WHAT IS NEEDED:
Set down every entry word for word. Omit the pictures.

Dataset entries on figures
- - -

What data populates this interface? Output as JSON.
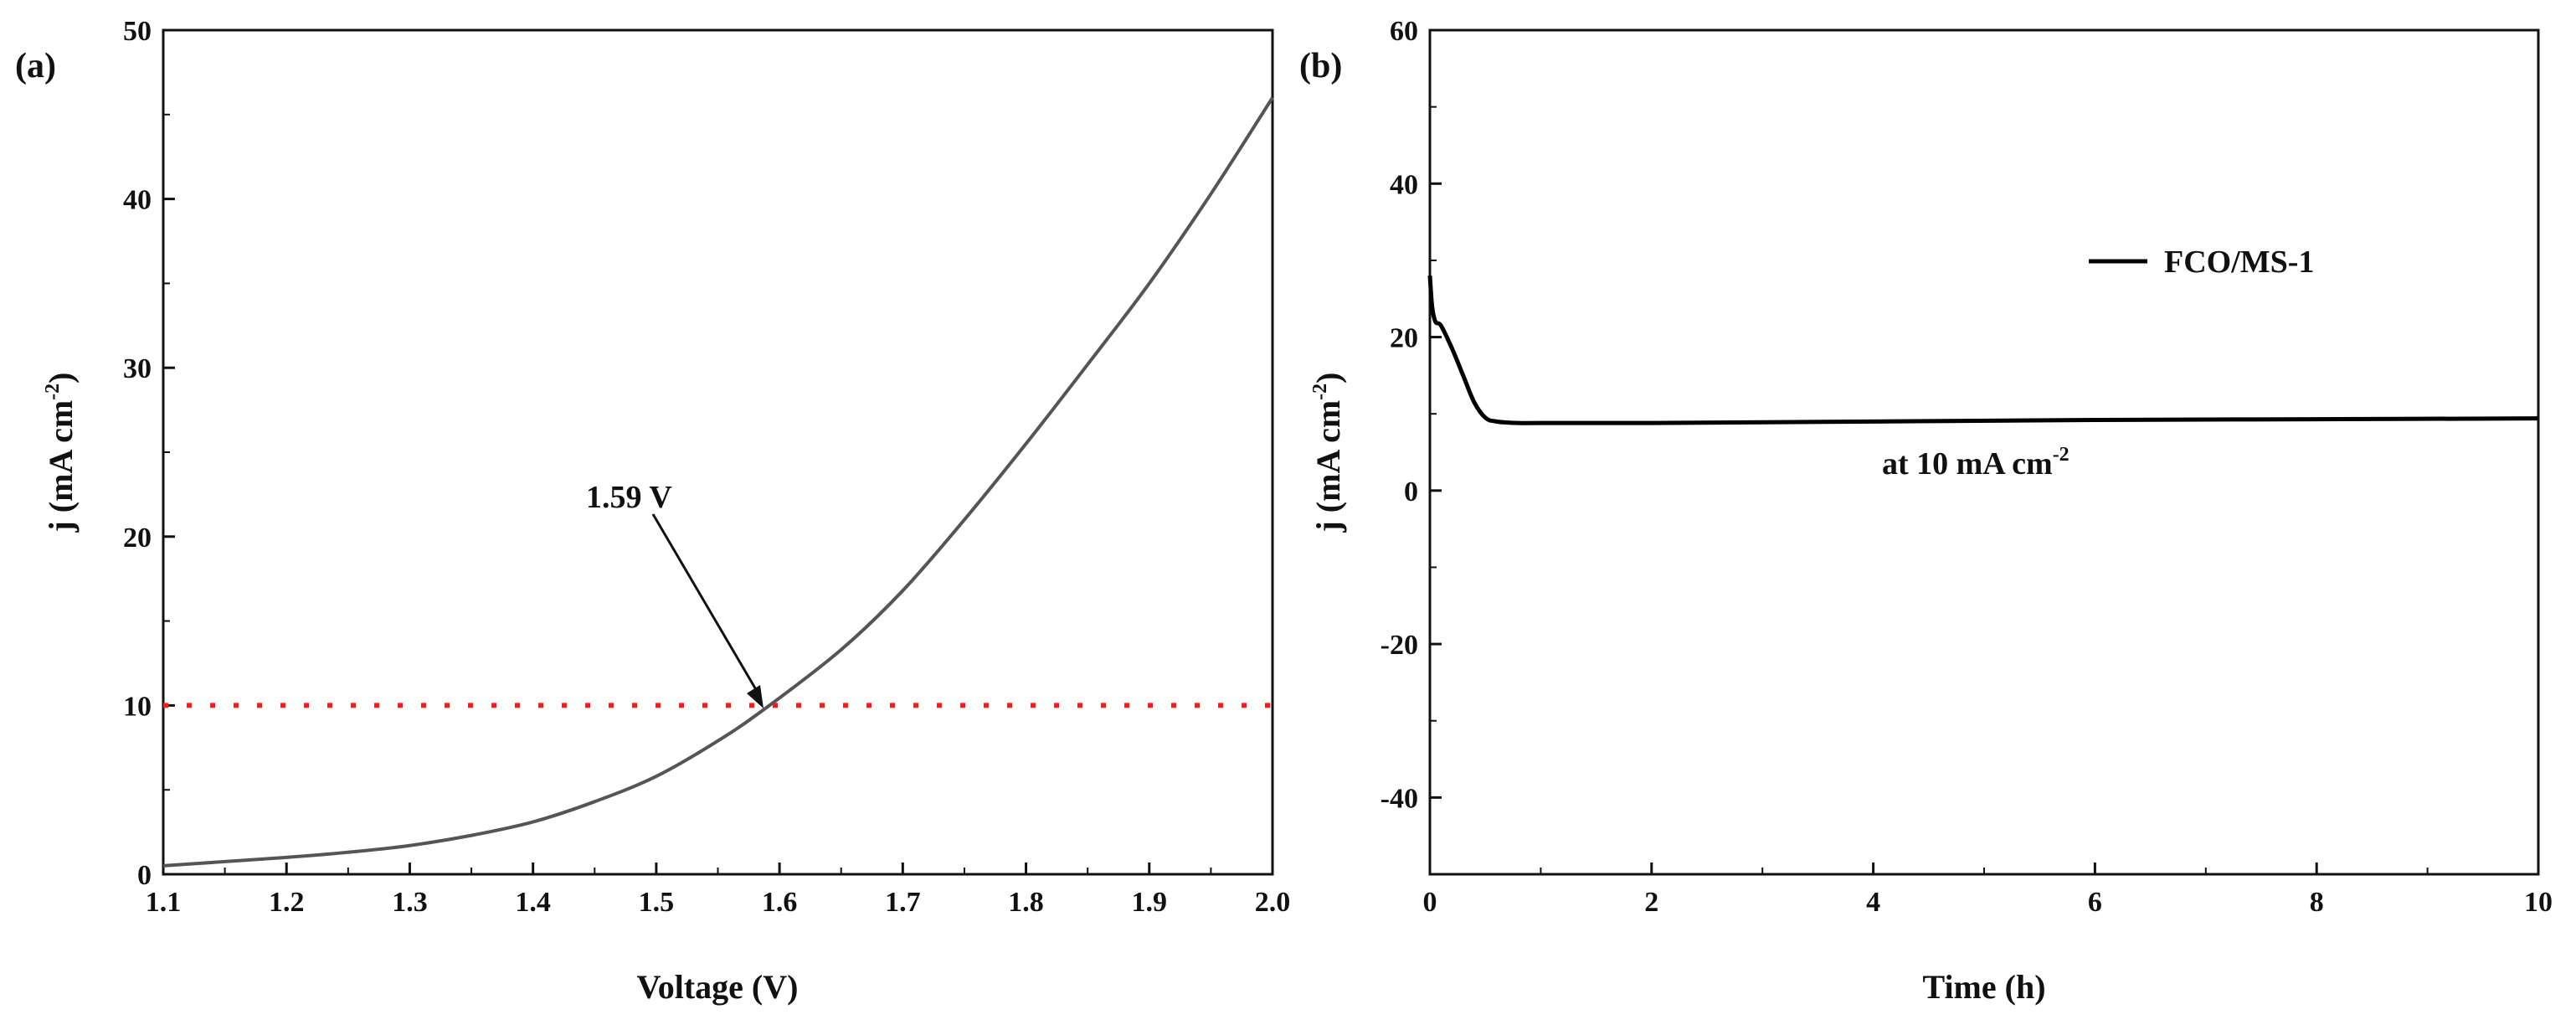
{
  "chart_data": [
    {
      "panel_label": "(a)",
      "type": "line",
      "xlabel": "Voltage (V)",
      "ylabel": "j (mA cm",
      "ylabel_sup": "-2",
      "ylabel_end": ")",
      "xlim": [
        1.1,
        2.0
      ],
      "ylim": [
        0,
        50
      ],
      "xticks": [
        1.1,
        1.2,
        1.3,
        1.4,
        1.5,
        1.6,
        1.7,
        1.8,
        1.9,
        2.0
      ],
      "xtick_labels": [
        "1.1",
        "1.2",
        "1.3",
        "1.4",
        "1.5",
        "1.6",
        "1.7",
        "1.8",
        "1.9",
        "2.0"
      ],
      "yticks": [
        0,
        10,
        20,
        30,
        40,
        50
      ],
      "ytick_labels": [
        "0",
        "10",
        "20",
        "30",
        "40",
        "50"
      ],
      "series": [
        {
          "color": "#555555",
          "x": [
            1.1,
            1.15,
            1.2,
            1.25,
            1.3,
            1.35,
            1.4,
            1.45,
            1.5,
            1.55,
            1.59,
            1.65,
            1.7,
            1.75,
            1.8,
            1.85,
            1.9,
            1.95,
            2.0
          ],
          "y": [
            0.5,
            0.75,
            1.0,
            1.3,
            1.7,
            2.3,
            3.1,
            4.3,
            5.8,
            7.9,
            9.9,
            13.3,
            16.8,
            21.0,
            25.5,
            30.2,
            35.0,
            40.3,
            46.0
          ]
        }
      ],
      "reference_line": {
        "y": 10,
        "color": "#ff1a1a",
        "style": "dotted"
      },
      "annotation": {
        "text": "1.59 V",
        "x": 1.59,
        "y": 10
      }
    },
    {
      "panel_label": "(b)",
      "type": "line",
      "xlabel": "Time (h)",
      "ylabel": "j (mA cm",
      "ylabel_sup": "-2",
      "ylabel_end": ")",
      "xlim": [
        0,
        10
      ],
      "ylim": [
        -50,
        60
      ],
      "xticks": [
        0,
        2,
        4,
        6,
        8,
        10
      ],
      "xtick_labels": [
        "0",
        "2",
        "4",
        "6",
        "8",
        "10"
      ],
      "yticks": [
        -40,
        -20,
        0,
        20,
        40,
        60
      ],
      "ytick_labels": [
        "-40",
        "-20",
        "0",
        "20",
        "40",
        "60"
      ],
      "legend": {
        "entries": [
          "FCO/MS-1"
        ],
        "placement": "upper-right"
      },
      "series": [
        {
          "name": "FCO/MS-1",
          "color": "#000000",
          "x": [
            0,
            0.02,
            0.05,
            0.1,
            0.2,
            0.3,
            0.4,
            0.5,
            0.6,
            0.8,
            1.0,
            2.0,
            4.0,
            6.0,
            8.0,
            10.0
          ],
          "y": [
            28,
            24,
            22,
            21.5,
            18.5,
            15,
            11.5,
            9.5,
            9.0,
            8.8,
            8.8,
            8.8,
            9.0,
            9.2,
            9.3,
            9.4
          ]
        }
      ],
      "annotation": {
        "text": "at 10 mA cm",
        "sup": "-2"
      }
    }
  ]
}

- - -

ANSWER FOR THE TASK:
What data populates this interface? Output as JSON.
{
  "chart_data": [
    {
      "panel_label": "(a)",
      "type": "line",
      "xlabel": "Voltage (V)",
      "ylabel": "j (mA cm",
      "ylabel_sup": "-2",
      "ylabel_end": ")",
      "xlim": [
        1.1,
        2.0
      ],
      "ylim": [
        0,
        50
      ],
      "xticks": [
        1.1,
        1.2,
        1.3,
        1.4,
        1.5,
        1.6,
        1.7,
        1.8,
        1.9,
        2.0
      ],
      "xtick_labels": [
        "1.1",
        "1.2",
        "1.3",
        "1.4",
        "1.5",
        "1.6",
        "1.7",
        "1.8",
        "1.9",
        "2.0"
      ],
      "yticks": [
        0,
        10,
        20,
        30,
        40,
        50
      ],
      "ytick_labels": [
        "0",
        "10",
        "20",
        "30",
        "40",
        "50"
      ],
      "series": [
        {
          "color": "#555555",
          "x": [
            1.1,
            1.15,
            1.2,
            1.25,
            1.3,
            1.35,
            1.4,
            1.45,
            1.5,
            1.55,
            1.59,
            1.65,
            1.7,
            1.75,
            1.8,
            1.85,
            1.9,
            1.95,
            2.0
          ],
          "y": [
            0.5,
            0.75,
            1.0,
            1.3,
            1.7,
            2.3,
            3.1,
            4.3,
            5.8,
            7.9,
            9.9,
            13.3,
            16.8,
            21.0,
            25.5,
            30.2,
            35.0,
            40.3,
            46.0
          ]
        }
      ],
      "reference_line": {
        "y": 10,
        "color": "#ff1a1a",
        "style": "dotted"
      },
      "annotation": {
        "text": "1.59 V",
        "x": 1.59,
        "y": 10
      }
    },
    {
      "panel_label": "(b)",
      "type": "line",
      "xlabel": "Time (h)",
      "ylabel": "j (mA cm",
      "ylabel_sup": "-2",
      "ylabel_end": ")",
      "xlim": [
        0,
        10
      ],
      "ylim": [
        -50,
        60
      ],
      "xticks": [
        0,
        2,
        4,
        6,
        8,
        10
      ],
      "xtick_labels": [
        "0",
        "2",
        "4",
        "6",
        "8",
        "10"
      ],
      "yticks": [
        -40,
        -20,
        0,
        20,
        40,
        60
      ],
      "ytick_labels": [
        "-40",
        "-20",
        "0",
        "20",
        "40",
        "60"
      ],
      "legend": {
        "entries": [
          "FCO/MS-1"
        ],
        "placement": "upper-right"
      },
      "series": [
        {
          "name": "FCO/MS-1",
          "color": "#000000",
          "x": [
            0,
            0.02,
            0.05,
            0.1,
            0.2,
            0.3,
            0.4,
            0.5,
            0.6,
            0.8,
            1.0,
            2.0,
            4.0,
            6.0,
            8.0,
            10.0
          ],
          "y": [
            28,
            24,
            22,
            21.5,
            18.5,
            15,
            11.5,
            9.5,
            9.0,
            8.8,
            8.8,
            8.8,
            9.0,
            9.2,
            9.3,
            9.4
          ]
        }
      ],
      "annotation": {
        "text": "at 10 mA cm",
        "sup": "-2"
      }
    }
  ]
}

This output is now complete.